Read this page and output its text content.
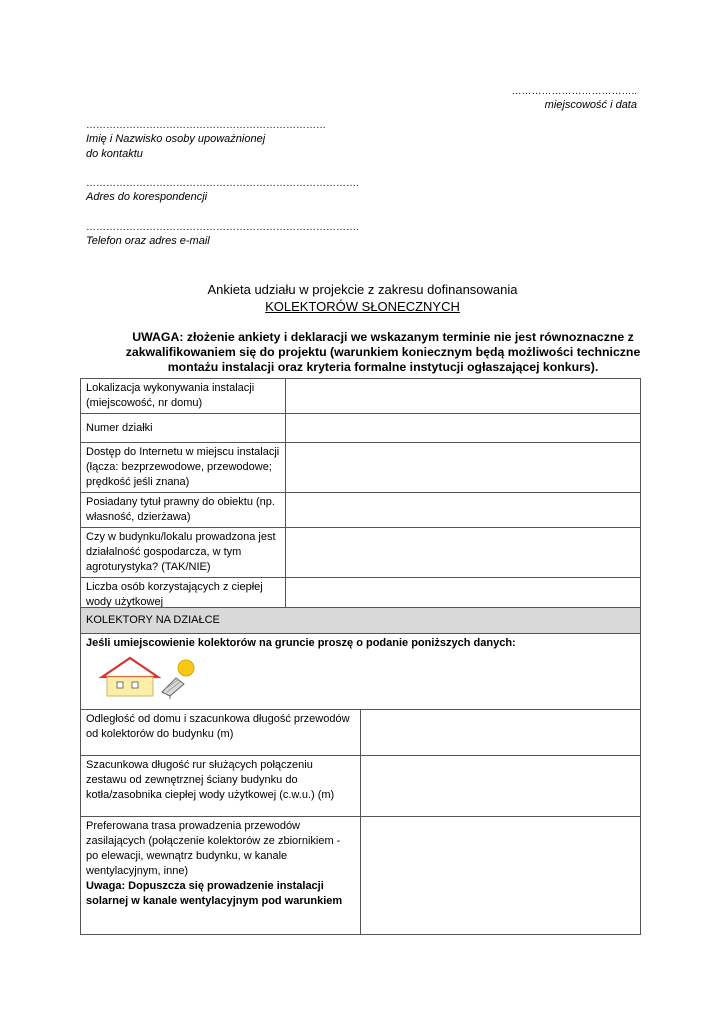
………………………………..
miejscowość i data
………………………………………………………………
Imię i Nazwisko osoby upoważnionej
do kontaktu
……………………………………………………………………….
Adres do korespondencji
……………………………………………………………………….
Telefon oraz adres e-mail
Ankieta udziału w projekcie z zakresu dofinansowania
KOLEKTORÓW SŁONECZNYCH
UWAGA: złożenie ankiety i deklaracji we wskazanym terminie nie jest równoznaczne z zakwalifikowaniem się do projektu (warunkiem koniecznym będą możliwości techniczne montażu instalacji oraz kryteria formalne instytucji ogłaszającej konkurs).
Lokalizacja wykonywania instalacji (miejscowość, nr domu)	
Numer działki	
Dostęp do Internetu w miejscu instalacji (łącza: bezprzewodowe, przewodowe; prędkość jeśli znana)	
Posiadany tytuł prawny do obiektu (np. własność, dzierżawa)	
Czy w budynku/lokalu prowadzona jest działalność gospodarcza, w tym agroturystyka? (TAK/NIE)	
Liczba osób korzystających z ciepłej wody użytkowej	
KOLEKTORY NA DZIAŁCE	

Jeśli umiejscowienie kolektorów na gruncie proszę o podanie poniższych danych:	

Odległość od domu i szacunkowa długość przewodów od kolektorów do budynku (m)	
Szacunkowa długość rur służących połączeniu zestawu od zewnętrznej ściany budynku do kotła/zasobnika ciepłej wody użytkowej (c.w.u.) (m)	

Preferowana trasa prowadzenia przewodów zasilających (połączenie kolektorów ze zbiornikiem - po elewacji, wewnątrz budynku, w kanale wentylacyjnym, inne)
Uwaga: Dopuszcza się prowadzenie instalacji solarnej w kanale wentylacyjnym pod warunkiem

Directions for this task: Each line of the data should be quoted exactly, with pictures left out.

The completed task:
Read this page and output its text content.
………………………………..
miejscowość i data
………………………………………………………………
Imię i Nazwisko osoby upoważnionej
do kontaktu
……………………………………………………………………….
Adres do korespondencji
……………………………………………………………………….
Telefon oraz adres e-mail
Ankieta udziału w projekcie z zakresu dofinansowania
KOLEKTORÓW SŁONECZNYCH
UWAGA: złożenie ankiety i deklaracji we wskazanym terminie nie jest równoznaczne z zakwalifikowaniem się do projektu (warunkiem koniecznym będą możliwości techniczne montażu instalacji oraz kryteria formalne instytucji ogłaszającej konkurs).
Lokalizacja wykonywania instalacji (miejscowość, nr domu)	
Numer działki	
Dostęp do Internetu w miejscu instalacji (łącza: bezprzewodowe, przewodowe; prędkość jeśli znana)	
Posiadany tytuł prawny do obiektu (np. własność, dzierżawa)	
Czy w budynku/lokalu prowadzona jest działalność gospodarcza, w tym agroturystyka? (TAK/NIE)	
Liczba osób korzystających z ciepłej wody użytkowej	
KOLEKTORY NA DZIAŁCE	

Jeśli umiejscowienie kolektorów na gruncie proszę o podanie poniższych danych:	

Odległość od domu i szacunkowa długość przewodów od kolektorów do budynku (m)	
Szacunkowa długość rur służących połączeniu zestawu od zewnętrznej ściany budynku do kotła/zasobnika ciepłej wody użytkowej (c.w.u.) (m)	

Preferowana trasa prowadzenia przewodów zasilających (połączenie kolektorów ze zbiornikiem - po elewacji, wewnątrz budynku, w kanale wentylacyjnym, inne)
Uwaga: Dopuszcza się prowadzenie instalacji solarnej w kanale wentylacyjnym pod warunkiem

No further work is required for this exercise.